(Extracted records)
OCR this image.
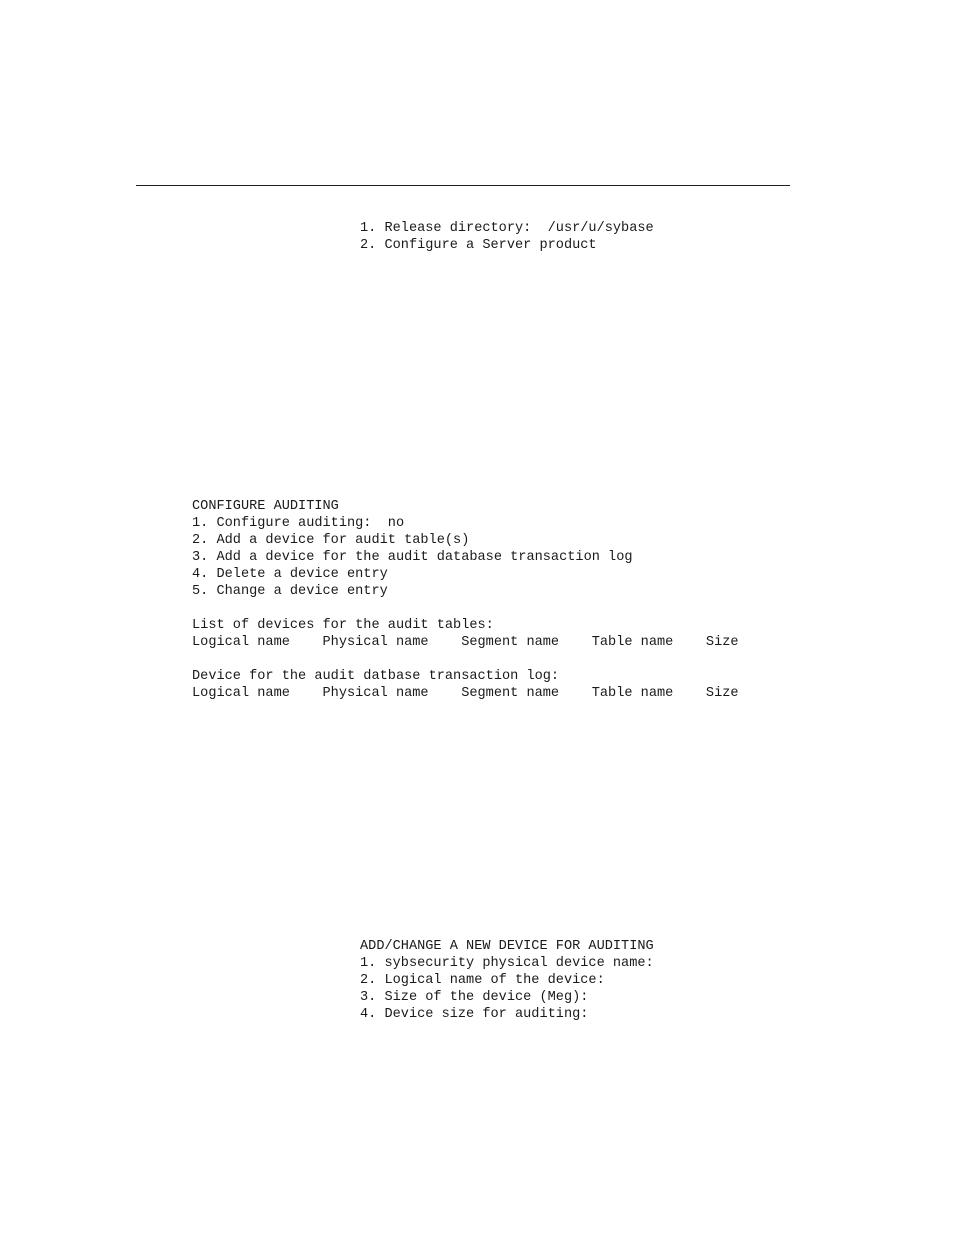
1. Release directory:  /usr/u/sybase
2. Configure a Server product
CONFIGURE AUDITING
1. Configure auditing:  no
2. Add a device for audit table(s)
3. Add a device for the audit database transaction log
4. Delete a device entry
5. Change a device entry
List of devices for the audit tables:
Logical name    Physical name    Segment name    Table name    Size
Device for the audit datbase transaction log:
Logical name    Physical name    Segment name    Table name    Size
ADD/CHANGE A NEW DEVICE FOR AUDITING
1. sybsecurity physical device name:
2. Logical name of the device:
3. Size of the device (Meg):
4. Device size for auditing:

▶ _SHORT PROBLEM_: Every entry must be reproduced exactly, with the images left out.

▶ _ANSWER BELOW_:
OCR this image.
1. Release directory:  /usr/u/sybase
2. Configure a Server product
CONFIGURE AUDITING
1. Configure auditing:  no
2. Add a device for audit table(s)
3. Add a device for the audit database transaction log
4. Delete a device entry
5. Change a device entry
List of devices for the audit tables:
Logical name    Physical name    Segment name    Table name    Size
Device for the audit datbase transaction log:
Logical name    Physical name    Segment name    Table name    Size
ADD/CHANGE A NEW DEVICE FOR AUDITING
1. sybsecurity physical device name:
2. Logical name of the device:
3. Size of the device (Meg):
4. Device size for auditing:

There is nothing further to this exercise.